Exercise brief: Retype the material that follows, keeping every word as it is.

::::

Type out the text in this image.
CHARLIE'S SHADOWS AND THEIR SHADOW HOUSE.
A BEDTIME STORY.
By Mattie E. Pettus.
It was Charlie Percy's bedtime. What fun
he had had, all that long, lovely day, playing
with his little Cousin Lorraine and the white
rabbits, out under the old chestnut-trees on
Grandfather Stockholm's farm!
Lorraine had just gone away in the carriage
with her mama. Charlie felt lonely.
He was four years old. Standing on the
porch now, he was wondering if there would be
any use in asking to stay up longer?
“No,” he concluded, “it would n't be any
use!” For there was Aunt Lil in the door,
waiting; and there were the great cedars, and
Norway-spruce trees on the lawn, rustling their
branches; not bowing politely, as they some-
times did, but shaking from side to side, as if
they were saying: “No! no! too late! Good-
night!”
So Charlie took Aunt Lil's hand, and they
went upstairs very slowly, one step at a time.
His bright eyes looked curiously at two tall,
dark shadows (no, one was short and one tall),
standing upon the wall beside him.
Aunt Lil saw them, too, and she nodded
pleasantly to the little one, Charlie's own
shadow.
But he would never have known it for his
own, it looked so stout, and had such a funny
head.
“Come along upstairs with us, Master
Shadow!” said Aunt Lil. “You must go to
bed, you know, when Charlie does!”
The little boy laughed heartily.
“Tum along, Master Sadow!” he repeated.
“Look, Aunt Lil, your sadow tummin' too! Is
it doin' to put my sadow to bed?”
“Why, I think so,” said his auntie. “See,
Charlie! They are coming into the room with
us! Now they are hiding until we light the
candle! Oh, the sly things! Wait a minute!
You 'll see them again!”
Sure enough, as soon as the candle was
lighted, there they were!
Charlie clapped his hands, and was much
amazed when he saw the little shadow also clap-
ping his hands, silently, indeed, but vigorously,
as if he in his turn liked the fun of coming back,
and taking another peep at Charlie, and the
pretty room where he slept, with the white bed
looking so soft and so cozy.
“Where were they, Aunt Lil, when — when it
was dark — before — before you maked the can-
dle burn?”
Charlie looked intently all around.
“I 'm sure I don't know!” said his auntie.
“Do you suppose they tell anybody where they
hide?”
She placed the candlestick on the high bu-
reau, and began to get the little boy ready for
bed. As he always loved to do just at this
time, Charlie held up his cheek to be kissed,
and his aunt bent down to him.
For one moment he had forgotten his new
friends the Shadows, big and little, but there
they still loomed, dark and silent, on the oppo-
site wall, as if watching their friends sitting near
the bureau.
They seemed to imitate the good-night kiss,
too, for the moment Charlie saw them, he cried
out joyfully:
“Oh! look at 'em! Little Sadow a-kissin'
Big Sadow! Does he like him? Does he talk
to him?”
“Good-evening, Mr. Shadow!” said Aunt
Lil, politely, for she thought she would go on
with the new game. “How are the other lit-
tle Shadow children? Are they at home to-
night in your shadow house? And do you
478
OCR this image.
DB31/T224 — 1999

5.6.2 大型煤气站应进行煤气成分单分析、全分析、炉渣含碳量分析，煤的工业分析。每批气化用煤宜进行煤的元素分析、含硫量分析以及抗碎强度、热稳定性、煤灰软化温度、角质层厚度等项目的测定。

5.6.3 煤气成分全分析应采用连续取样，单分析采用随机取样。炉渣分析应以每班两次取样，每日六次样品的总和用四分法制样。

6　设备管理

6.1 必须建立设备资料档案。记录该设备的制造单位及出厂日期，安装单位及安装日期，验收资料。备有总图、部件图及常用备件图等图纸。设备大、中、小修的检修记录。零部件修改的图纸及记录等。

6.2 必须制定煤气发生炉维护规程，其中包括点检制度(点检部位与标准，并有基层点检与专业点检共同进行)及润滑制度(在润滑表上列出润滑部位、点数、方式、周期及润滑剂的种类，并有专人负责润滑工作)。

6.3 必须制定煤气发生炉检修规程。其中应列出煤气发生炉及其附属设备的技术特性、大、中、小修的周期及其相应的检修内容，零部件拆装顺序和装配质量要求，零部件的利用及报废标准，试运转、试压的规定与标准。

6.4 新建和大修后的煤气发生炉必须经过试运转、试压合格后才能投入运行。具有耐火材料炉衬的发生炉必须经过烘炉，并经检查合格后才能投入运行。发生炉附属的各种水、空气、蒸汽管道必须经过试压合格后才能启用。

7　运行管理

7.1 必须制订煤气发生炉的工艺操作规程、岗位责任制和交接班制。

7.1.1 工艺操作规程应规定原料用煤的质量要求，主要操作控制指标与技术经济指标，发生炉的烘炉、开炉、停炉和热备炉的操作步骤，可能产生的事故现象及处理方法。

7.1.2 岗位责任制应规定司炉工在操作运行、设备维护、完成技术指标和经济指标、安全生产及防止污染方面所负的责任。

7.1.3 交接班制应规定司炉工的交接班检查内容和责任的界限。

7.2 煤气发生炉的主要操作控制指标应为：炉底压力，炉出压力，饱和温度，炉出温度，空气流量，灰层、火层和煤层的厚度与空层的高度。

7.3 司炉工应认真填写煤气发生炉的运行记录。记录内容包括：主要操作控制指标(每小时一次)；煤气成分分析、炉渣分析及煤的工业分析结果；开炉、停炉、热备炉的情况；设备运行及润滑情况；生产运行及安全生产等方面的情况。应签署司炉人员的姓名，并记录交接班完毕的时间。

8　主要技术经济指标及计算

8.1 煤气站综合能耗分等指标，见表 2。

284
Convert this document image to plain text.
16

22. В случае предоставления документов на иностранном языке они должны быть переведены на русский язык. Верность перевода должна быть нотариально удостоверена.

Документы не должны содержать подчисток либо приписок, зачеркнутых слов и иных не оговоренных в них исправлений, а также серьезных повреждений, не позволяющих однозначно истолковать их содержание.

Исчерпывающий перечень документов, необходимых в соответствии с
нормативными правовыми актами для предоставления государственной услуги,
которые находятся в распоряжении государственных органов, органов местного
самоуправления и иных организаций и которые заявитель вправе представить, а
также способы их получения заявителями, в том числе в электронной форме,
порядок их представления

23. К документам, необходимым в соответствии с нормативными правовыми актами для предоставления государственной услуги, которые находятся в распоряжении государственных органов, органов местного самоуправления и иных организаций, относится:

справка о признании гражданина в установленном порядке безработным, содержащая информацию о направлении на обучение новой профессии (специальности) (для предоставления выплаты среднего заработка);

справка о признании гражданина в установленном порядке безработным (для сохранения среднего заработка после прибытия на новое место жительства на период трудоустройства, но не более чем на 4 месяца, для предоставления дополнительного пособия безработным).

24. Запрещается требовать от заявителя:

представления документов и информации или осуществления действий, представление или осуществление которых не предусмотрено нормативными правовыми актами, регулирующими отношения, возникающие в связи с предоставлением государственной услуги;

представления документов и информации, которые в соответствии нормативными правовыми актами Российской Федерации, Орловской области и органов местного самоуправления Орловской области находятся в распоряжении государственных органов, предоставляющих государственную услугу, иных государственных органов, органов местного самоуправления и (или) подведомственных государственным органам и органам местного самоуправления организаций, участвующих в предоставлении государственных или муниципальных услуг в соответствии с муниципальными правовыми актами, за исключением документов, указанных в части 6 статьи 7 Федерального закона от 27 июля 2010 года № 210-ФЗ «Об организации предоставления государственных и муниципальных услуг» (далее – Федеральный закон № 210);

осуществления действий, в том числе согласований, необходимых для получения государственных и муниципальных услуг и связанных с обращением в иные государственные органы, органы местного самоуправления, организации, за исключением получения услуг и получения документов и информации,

::::

Exercise output:
Type out the text in this image.
CHARLIE'S SHADOWS AND THEIR SHADOW HOUSE.
A BEDTIME STORY.
By Mattie E. Pettus.
It was Charlie Percy's bedtime. What fun
he had had, all that long, lovely day, playing
with his little Cousin Lorraine and the white
rabbits, out under the old chestnut-trees on
Grandfather Stockholm's farm!
Lorraine had just gone away in the carriage
with her mama. Charlie felt lonely.
He was four years old. Standing on the
porch now, he was wondering if there would be
any use in asking to stay up longer?
“No,” he concluded, “it would n't be any
use!” For there was Aunt Lil in the door,
waiting; and there were the great cedars, and
Norway-spruce trees on the lawn, rustling their
branches; not bowing politely, as they some-
times did, but shaking from side to side, as if
they were saying: “No! no! too late! Good-
night!”
So Charlie took Aunt Lil's hand, and they
went upstairs very slowly, one step at a time.
His bright eyes looked curiously at two tall,
dark shadows (no, one was short and one tall),
standing upon the wall beside him.
Aunt Lil saw them, too, and she nodded
pleasantly to the little one, Charlie's own
shadow.
But he would never have known it for his
own, it looked so stout, and had such a funny
head.
“Come along upstairs with us, Master
Shadow!” said Aunt Lil. “You must go to
bed, you know, when Charlie does!”
The little boy laughed heartily.
“Tum along, Master Sadow!” he repeated.
“Look, Aunt Lil, your sadow tummin' too! Is
it doin' to put my sadow to bed?”
“Why, I think so,” said his auntie. “See,
Charlie! They are coming into the room with
us! Now they are hiding until we light the
candle! Oh, the sly things! Wait a minute!
You 'll see them again!”
Sure enough, as soon as the candle was
lighted, there they were!
Charlie clapped his hands, and was much
amazed when he saw the little shadow also clap-
ping his hands, silently, indeed, but vigorously,
as if he in his turn liked the fun of coming back,
and taking another peep at Charlie, and the
pretty room where he slept, with the white bed
looking so soft and so cozy.
“Where were they, Aunt Lil, when — when it
was dark — before — before you maked the can-
dle burn?”
Charlie looked intently all around.
“I 'm sure I don't know!” said his auntie.
“Do you suppose they tell anybody where they
hide?”
She placed the candlestick on the high bu-
reau, and began to get the little boy ready for
bed. As he always loved to do just at this
time, Charlie held up his cheek to be kissed,
and his aunt bent down to him.
For one moment he had forgotten his new
friends the Shadows, big and little, but there
they still loomed, dark and silent, on the oppo-
site wall, as if watching their friends sitting near
the bureau.
They seemed to imitate the good-night kiss,
too, for the moment Charlie saw them, he cried
out joyfully:
“Oh! look at 'em! Little Sadow a-kissin'
Big Sadow! Does he like him? Does he talk
to him?”
“Good-evening, Mr. Shadow!” said Aunt
Lil, politely, for she thought she would go on
with the new game. “How are the other lit-
tle Shadow children? Are they at home to-
night in your shadow house? And do you
478
OCR this image.
DB31/T224 — 1999

5.6.2 大型煤气站应进行煤气成分单分析、全分析、炉渣含碳量分析，煤的工业分析。每批气化用煤宜进行煤的元素分析、含硫量分析以及抗碎强度、热稳定性、煤灰软化温度、角质层厚度等项目的测定。

5.6.3 煤气成分全分析应采用连续取样，单分析采用随机取样。炉渣分析应以每班两次取样，每日六次样品的总和用四分法制样。

6　设备管理

6.1 必须建立设备资料档案。记录该设备的制造单位及出厂日期，安装单位及安装日期，验收资料。备有总图、部件图及常用备件图等图纸。设备大、中、小修的检修记录。零部件修改的图纸及记录等。

6.2 必须制定煤气发生炉维护规程，其中包括点检制度(点检部位与标准，并有基层点检与专业点检共同进行)及润滑制度(在润滑表上列出润滑部位、点数、方式、周期及润滑剂的种类，并有专人负责润滑工作)。

6.3 必须制定煤气发生炉检修规程。其中应列出煤气发生炉及其附属设备的技术特性、大、中、小修的周期及其相应的检修内容，零部件拆装顺序和装配质量要求，零部件的利用及报废标准，试运转、试压的规定与标准。

6.4 新建和大修后的煤气发生炉必须经过试运转、试压合格后才能投入运行。具有耐火材料炉衬的发生炉必须经过烘炉，并经检查合格后才能投入运行。发生炉附属的各种水、空气、蒸汽管道必须经过试压合格后才能启用。

7　运行管理

7.1 必须制订煤气发生炉的工艺操作规程、岗位责任制和交接班制。

7.1.1 工艺操作规程应规定原料用煤的质量要求，主要操作控制指标与技术经济指标，发生炉的烘炉、开炉、停炉和热备炉的操作步骤，可能产生的事故现象及处理方法。

7.1.2 岗位责任制应规定司炉工在操作运行、设备维护、完成技术指标和经济指标、安全生产及防止污染方面所负的责任。

7.1.3 交接班制应规定司炉工的交接班检查内容和责任的界限。

7.2 煤气发生炉的主要操作控制指标应为：炉底压力，炉出压力，饱和温度，炉出温度，空气流量，灰层、火层和煤层的厚度与空层的高度。

7.3 司炉工应认真填写煤气发生炉的运行记录。记录内容包括：主要操作控制指标(每小时一次)；煤气成分分析、炉渣分析及煤的工业分析结果；开炉、停炉、热备炉的情况；设备运行及润滑情况；生产运行及安全生产等方面的情况。应签署司炉人员的姓名，并记录交接班完毕的时间。

8　主要技术经济指标及计算

8.1 煤气站综合能耗分等指标，见表 2。

284
Convert this document image to plain text.
16

22. В случае предоставления документов на иностранном языке они должны быть переведены на русский язык. Верность перевода должна быть нотариально удостоверена.

Документы не должны содержать подчисток либо приписок, зачеркнутых слов и иных не оговоренных в них исправлений, а также серьезных повреждений, не позволяющих однозначно истолковать их содержание.

Исчерпывающий перечень документов, необходимых в соответствии с
нормативными правовыми актами для предоставления государственной услуги,
которые находятся в распоряжении государственных органов, органов местного
самоуправления и иных организаций и которые заявитель вправе представить, а
также способы их получения заявителями, в том числе в электронной форме,
порядок их представления

23. К документам, необходимым в соответствии с нормативными правовыми актами для предоставления государственной услуги, которые находятся в распоряжении государственных органов, органов местного самоуправления и иных организаций, относится:

справка о признании гражданина в установленном порядке безработным, содержащая информацию о направлении на обучение новой профессии (специальности) (для предоставления выплаты среднего заработка);

справка о признании гражданина в установленном порядке безработным (для сохранения среднего заработка после прибытия на новое место жительства на период трудоустройства, но не более чем на 4 месяца, для предоставления дополнительного пособия безработным).

24. Запрещается требовать от заявителя:

представления документов и информации или осуществления действий, представление или осуществление которых не предусмотрено нормативными правовыми актами, регулирующими отношения, возникающие в связи с предоставлением государственной услуги;

представления документов и информации, которые в соответствии нормативными правовыми актами Российской Федерации, Орловской области и органов местного самоуправления Орловской области находятся в распоряжении государственных органов, предоставляющих государственную услугу, иных государственных органов, органов местного самоуправления и (или) подведомственных государственным органам и органам местного самоуправления организаций, участвующих в предоставлении государственных или муниципальных услуг в соответствии с муниципальными правовыми актами, за исключением документов, указанных в части 6 статьи 7 Федерального закона от 27 июля 2010 года № 210-ФЗ «Об организации предоставления государственных и муниципальных услуг» (далее – Федеральный закон № 210);

осуществления действий, в том числе согласований, необходимых для получения государственных и муниципальных услуг и связанных с обращением в иные государственные органы, органы местного самоуправления, организации, за исключением получения услуг и получения документов и информации,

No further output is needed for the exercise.